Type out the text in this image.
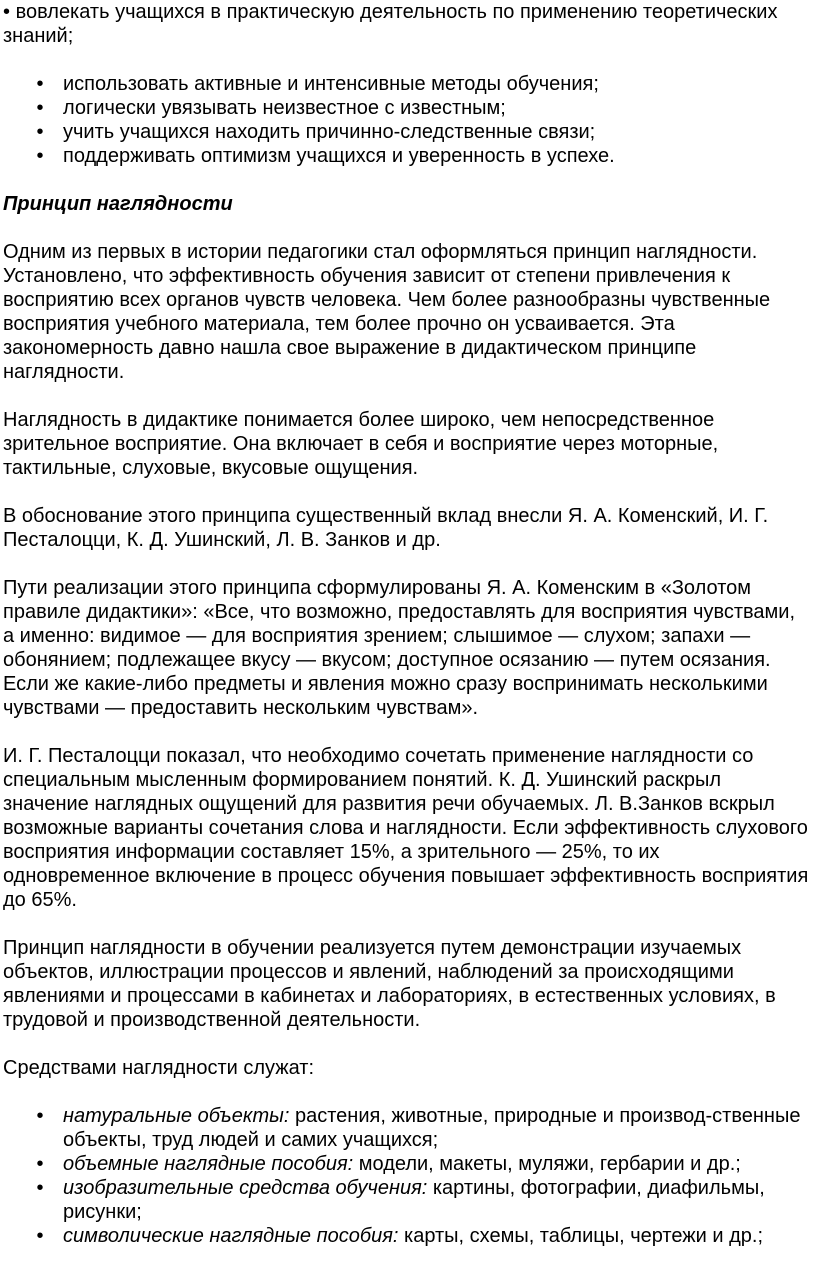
• вовлекать учащихся в практическую деятельность по применению теоретических знаний;

• использовать активные и интенсивные методы обучения;
• логически увязывать неизвестное с известным;
• учить учащихся находить причинно-следственные связи;
• поддерживать оптимизм учащихся и уверенность в успехе.
Принцип наглядности

Одним из первых в истории педагогики стал оформляться принцип наглядности. Установлено, что эффективность обучения зависит от степени привлечения к восприятию всех органов чувств человека. Чем более разнообразны чувственные восприятия учебного материала, тем более прочно он усваивается. Эта закономерность давно нашла свое выражение в дидактическом принципе наглядности.

Наглядность в дидактике понимается более широко, чем непосредственное зрительное восприятие. Она включает в себя и восприятие через моторные, тактильные, слуховые, вкусовые ощущения.

В обоснование этого принципа существенный вклад внесли Я. А. Коменский, И. Г. Песталоцци, К. Д. Ушинский, Л. В. Занков и др.

Пути реализации этого принципа сформулированы Я. А. Коменским в «Золотом правиле дидактики»: «Все, что возможно, предоставлять для восприятия чувствами, а именно: видимое — для восприятия зрением; слышимое — слухом; запахи — обонянием; подлежащее вкусу — вкусом; доступное осязанию — путем осязания. Если же какие-либо предметы и явления можно сразу воспринимать несколькими чувствами — предоставить нескольким чувствам».

И. Г. Песталоцци показал, что необходимо сочетать применение наглядности со специальным мысленным формированием понятий. К. Д. Ушинский раскрыл значение наглядных ощущений для развития речи обучаемых. Л. В.Занков вскрыл возможные варианты сочетания слова и наглядности. Если эффективность слухового восприятия информации составляет 15%, а зрительного — 25%, то их одновременное включение в процесс обучения повышает эффективность восприятия до 65%.

Принцип наглядности в обучении реализуется путем демонстрации изучаемых объектов, иллюстрации процессов и явлений, наблюдений за происходящими явлениями и процессами в кабинетах и лабораториях, в естественных условиях, в трудовой и производственной деятельности.

Средствами наглядности служат:

• натуральные объекты: растения, животные, природные и производ-ственные объекты, труд людей и самих учащихся;
• объемные наглядные пособия: модели, макеты, муляжи, гербарии и др.;
• изобразительные средства обучения: картины, фотографии, диафильмы, рисунки;
• символические наглядные пособия: карты, схемы, таблицы, чертежи и др.;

##########

§ **Your objective**:
Would you mind returning each entry above word for word, skipping the images?

§ **Solution to the problem**:
Type out the text in this image.
• вовлекать учащихся в практическую деятельность по применению теоретических знаний;

• использовать активные и интенсивные методы обучения;
• логически увязывать неизвестное с известным;
• учить учащихся находить причинно-следственные связи;
• поддерживать оптимизм учащихся и уверенность в успехе.
Принцип наглядности

Одним из первых в истории педагогики стал оформляться принцип наглядности. Установлено, что эффективность обучения зависит от степени привлечения к восприятию всех органов чувств человека. Чем более разнообразны чувственные восприятия учебного материала, тем более прочно он усваивается. Эта закономерность давно нашла свое выражение в дидактическом принципе наглядности.

Наглядность в дидактике понимается более широко, чем непосредственное зрительное восприятие. Она включает в себя и восприятие через моторные, тактильные, слуховые, вкусовые ощущения.

В обоснование этого принципа существенный вклад внесли Я. А. Коменский, И. Г. Песталоцци, К. Д. Ушинский, Л. В. Занков и др.

Пути реализации этого принципа сформулированы Я. А. Коменским в «Золотом правиле дидактики»: «Все, что возможно, предоставлять для восприятия чувствами, а именно: видимое — для восприятия зрением; слышимое — слухом; запахи — обонянием; подлежащее вкусу — вкусом; доступное осязанию — путем осязания. Если же какие-либо предметы и явления можно сразу воспринимать несколькими чувствами — предоставить нескольким чувствам».

И. Г. Песталоцци показал, что необходимо сочетать применение наглядности со специальным мысленным формированием понятий. К. Д. Ушинский раскрыл значение наглядных ощущений для развития речи обучаемых. Л. В.Занков вскрыл возможные варианты сочетания слова и наглядности. Если эффективность слухового восприятия информации составляет 15%, а зрительного — 25%, то их одновременное включение в процесс обучения повышает эффективность восприятия до 65%.

Принцип наглядности в обучении реализуется путем демонстрации изучаемых объектов, иллюстрации процессов и явлений, наблюдений за происходящими явлениями и процессами в кабинетах и лабораториях, в естественных условиях, в трудовой и производственной деятельности.

Средствами наглядности служат:

• натуральные объекты: растения, животные, природные и производ-ственные объекты, труд людей и самих учащихся;
• объемные наглядные пособия: модели, макеты, муляжи, гербарии и др.;
• изобразительные средства обучения: картины, фотографии, диафильмы, рисунки;
• символические наглядные пособия: карты, схемы, таблицы, чертежи и др.;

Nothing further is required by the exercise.